:: Requirements ::
Starting from the line containing "Transcribe this image's", write out the rest of the entries exactly, through the final line, including nothing else.

(Dataset items)
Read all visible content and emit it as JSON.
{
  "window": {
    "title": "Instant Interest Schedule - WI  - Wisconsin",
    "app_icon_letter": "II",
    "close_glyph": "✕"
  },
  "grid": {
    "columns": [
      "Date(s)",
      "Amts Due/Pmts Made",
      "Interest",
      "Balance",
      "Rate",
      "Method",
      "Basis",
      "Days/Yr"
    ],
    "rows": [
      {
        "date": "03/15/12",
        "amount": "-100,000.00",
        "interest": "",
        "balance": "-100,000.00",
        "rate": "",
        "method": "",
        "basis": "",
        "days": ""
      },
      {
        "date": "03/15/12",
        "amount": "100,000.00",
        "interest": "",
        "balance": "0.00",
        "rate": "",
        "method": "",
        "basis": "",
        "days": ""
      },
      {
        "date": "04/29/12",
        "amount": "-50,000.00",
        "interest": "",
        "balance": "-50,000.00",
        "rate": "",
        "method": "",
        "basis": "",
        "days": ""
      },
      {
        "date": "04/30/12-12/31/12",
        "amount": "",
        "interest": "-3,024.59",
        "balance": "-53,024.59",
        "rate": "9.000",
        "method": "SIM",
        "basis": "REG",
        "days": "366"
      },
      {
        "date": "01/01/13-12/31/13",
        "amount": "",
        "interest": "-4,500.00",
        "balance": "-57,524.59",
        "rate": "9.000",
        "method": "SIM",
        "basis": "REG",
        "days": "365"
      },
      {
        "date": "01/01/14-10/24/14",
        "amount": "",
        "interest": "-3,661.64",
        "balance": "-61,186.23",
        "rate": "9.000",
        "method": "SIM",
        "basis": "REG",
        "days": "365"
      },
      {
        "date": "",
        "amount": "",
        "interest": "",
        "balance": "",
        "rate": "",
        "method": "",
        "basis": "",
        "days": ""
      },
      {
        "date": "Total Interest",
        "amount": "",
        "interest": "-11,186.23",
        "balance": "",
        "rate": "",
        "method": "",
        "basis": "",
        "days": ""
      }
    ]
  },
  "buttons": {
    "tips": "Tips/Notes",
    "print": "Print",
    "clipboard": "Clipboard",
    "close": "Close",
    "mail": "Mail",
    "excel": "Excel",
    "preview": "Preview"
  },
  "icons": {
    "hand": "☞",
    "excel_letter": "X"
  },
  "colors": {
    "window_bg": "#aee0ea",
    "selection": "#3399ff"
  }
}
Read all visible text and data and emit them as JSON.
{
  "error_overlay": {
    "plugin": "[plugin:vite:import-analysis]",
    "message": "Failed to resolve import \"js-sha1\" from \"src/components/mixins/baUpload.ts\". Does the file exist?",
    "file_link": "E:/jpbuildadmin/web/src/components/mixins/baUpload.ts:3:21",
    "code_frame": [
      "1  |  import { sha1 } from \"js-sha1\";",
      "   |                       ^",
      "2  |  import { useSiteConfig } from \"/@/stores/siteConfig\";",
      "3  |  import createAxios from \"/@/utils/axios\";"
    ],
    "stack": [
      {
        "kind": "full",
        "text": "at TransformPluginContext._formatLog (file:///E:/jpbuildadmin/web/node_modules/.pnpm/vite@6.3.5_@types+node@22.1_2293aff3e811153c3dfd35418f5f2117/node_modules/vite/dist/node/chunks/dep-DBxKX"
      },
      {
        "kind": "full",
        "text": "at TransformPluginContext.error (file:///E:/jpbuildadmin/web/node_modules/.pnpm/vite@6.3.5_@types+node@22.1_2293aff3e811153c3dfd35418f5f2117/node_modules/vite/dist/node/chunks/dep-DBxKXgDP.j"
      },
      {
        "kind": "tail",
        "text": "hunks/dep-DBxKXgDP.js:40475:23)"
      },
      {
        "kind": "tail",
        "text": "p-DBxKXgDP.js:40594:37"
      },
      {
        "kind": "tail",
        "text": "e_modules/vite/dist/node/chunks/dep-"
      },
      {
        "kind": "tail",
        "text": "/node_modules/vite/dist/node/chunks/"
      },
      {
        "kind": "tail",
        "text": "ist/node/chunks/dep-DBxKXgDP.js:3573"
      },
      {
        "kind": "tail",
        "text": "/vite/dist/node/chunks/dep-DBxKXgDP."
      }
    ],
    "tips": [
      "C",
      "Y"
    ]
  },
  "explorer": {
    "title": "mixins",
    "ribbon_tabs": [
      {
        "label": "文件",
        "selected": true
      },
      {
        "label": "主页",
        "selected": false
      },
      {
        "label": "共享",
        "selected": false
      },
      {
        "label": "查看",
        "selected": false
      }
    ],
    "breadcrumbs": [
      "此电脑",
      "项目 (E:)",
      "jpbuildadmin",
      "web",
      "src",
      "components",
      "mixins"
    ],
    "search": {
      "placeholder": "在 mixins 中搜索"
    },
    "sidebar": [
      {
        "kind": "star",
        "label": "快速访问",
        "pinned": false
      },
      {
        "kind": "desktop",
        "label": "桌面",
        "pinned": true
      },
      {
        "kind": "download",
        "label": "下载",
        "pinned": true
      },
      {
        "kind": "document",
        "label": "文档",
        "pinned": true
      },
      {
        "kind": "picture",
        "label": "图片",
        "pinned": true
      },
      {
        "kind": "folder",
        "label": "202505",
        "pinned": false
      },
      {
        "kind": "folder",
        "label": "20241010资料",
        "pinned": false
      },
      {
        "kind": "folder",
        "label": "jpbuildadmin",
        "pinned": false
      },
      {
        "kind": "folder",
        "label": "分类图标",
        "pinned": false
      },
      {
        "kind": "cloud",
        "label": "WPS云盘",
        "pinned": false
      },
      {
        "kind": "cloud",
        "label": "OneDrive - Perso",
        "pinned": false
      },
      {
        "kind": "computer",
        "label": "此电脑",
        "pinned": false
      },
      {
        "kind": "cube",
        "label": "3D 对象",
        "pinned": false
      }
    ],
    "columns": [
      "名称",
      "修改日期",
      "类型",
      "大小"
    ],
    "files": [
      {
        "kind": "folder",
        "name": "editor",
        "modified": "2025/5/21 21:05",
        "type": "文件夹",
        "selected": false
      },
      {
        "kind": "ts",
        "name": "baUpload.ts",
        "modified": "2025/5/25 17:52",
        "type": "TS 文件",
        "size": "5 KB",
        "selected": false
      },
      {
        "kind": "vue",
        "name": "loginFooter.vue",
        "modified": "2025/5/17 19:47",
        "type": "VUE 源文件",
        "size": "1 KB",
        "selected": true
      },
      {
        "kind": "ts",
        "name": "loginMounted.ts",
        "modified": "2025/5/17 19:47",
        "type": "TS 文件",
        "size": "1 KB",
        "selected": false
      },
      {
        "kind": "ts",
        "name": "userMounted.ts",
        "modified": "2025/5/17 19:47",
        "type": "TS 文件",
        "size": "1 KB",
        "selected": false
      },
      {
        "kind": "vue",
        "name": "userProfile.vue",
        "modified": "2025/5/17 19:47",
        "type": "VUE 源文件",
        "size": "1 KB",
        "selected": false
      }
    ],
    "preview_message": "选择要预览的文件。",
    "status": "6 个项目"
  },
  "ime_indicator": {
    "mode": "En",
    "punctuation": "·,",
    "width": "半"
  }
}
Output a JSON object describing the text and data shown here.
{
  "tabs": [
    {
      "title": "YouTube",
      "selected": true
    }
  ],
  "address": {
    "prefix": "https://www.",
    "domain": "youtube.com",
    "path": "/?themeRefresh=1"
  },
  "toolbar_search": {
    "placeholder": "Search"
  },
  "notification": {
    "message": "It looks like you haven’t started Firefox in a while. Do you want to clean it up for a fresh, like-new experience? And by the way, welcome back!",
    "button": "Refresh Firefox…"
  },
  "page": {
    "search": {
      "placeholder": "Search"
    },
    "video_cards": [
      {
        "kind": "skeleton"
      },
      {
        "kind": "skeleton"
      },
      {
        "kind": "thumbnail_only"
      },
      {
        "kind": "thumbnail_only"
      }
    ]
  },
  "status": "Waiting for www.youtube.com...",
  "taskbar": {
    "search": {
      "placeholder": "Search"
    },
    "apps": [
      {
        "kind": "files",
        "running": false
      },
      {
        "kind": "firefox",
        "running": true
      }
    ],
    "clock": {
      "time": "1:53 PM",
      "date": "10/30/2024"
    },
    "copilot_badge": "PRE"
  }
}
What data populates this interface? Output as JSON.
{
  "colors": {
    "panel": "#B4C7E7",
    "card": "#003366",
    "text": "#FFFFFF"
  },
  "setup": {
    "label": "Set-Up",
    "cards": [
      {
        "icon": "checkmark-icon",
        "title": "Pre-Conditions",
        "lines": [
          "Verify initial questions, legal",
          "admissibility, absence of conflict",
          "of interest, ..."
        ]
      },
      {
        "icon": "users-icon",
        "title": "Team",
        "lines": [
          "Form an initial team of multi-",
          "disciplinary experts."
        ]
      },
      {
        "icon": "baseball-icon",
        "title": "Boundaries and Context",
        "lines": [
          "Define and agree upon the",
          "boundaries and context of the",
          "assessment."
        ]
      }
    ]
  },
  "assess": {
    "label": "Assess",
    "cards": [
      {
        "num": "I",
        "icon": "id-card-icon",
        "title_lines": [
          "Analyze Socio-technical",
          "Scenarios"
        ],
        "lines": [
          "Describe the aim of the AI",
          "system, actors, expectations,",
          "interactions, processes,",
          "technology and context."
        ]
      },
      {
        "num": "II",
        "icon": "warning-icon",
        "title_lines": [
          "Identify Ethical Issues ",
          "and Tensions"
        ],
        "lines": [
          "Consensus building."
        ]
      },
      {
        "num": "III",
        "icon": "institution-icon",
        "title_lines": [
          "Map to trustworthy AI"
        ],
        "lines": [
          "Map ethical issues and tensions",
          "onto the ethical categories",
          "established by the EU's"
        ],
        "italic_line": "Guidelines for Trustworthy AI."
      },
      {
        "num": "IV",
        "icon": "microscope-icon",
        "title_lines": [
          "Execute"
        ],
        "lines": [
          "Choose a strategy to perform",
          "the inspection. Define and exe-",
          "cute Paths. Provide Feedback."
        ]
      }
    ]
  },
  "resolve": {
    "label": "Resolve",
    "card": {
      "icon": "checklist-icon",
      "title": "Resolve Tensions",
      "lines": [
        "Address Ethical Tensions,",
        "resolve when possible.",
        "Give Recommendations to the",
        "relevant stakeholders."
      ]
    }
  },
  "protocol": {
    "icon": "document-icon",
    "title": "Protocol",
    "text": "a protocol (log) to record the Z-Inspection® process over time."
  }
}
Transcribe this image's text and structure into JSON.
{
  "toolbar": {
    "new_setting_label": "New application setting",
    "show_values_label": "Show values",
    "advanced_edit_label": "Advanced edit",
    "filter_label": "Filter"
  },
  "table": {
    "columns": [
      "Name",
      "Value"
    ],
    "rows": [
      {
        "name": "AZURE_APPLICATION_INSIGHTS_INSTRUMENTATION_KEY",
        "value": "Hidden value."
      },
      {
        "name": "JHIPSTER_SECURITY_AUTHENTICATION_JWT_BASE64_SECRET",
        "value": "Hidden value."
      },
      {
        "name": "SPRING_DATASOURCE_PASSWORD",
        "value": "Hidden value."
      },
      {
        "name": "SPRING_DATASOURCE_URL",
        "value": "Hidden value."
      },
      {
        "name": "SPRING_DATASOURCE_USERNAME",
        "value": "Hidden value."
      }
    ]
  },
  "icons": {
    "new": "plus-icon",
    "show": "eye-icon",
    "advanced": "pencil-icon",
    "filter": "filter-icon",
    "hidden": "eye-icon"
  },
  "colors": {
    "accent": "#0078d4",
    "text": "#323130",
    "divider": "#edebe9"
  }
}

:: In response ::
Transcribe this image's text and structure into JSON.
{
  "toolbar": {
    "new_setting_label": "New application setting",
    "show_values_label": "Show values",
    "advanced_edit_label": "Advanced edit",
    "filter_label": "Filter"
  },
  "table": {
    "columns": [
      "Name",
      "Value"
    ],
    "rows": [
      {
        "name": "AZURE_APPLICATION_INSIGHTS_INSTRUMENTATION_KEY",
        "value": "Hidden value."
      },
      {
        "name": "JHIPSTER_SECURITY_AUTHENTICATION_JWT_BASE64_SECRET",
        "value": "Hidden value."
      },
      {
        "name": "SPRING_DATASOURCE_PASSWORD",
        "value": "Hidden value."
      },
      {
        "name": "SPRING_DATASOURCE_URL",
        "value": "Hidden value."
      },
      {
        "name": "SPRING_DATASOURCE_USERNAME",
        "value": "Hidden value."
      }
    ]
  },
  "icons": {
    "new": "plus-icon",
    "show": "eye-icon",
    "advanced": "pencil-icon",
    "filter": "filter-icon",
    "hidden": "eye-icon"
  },
  "colors": {
    "accent": "#0078d4",
    "text": "#323130",
    "divider": "#edebe9"
  }
}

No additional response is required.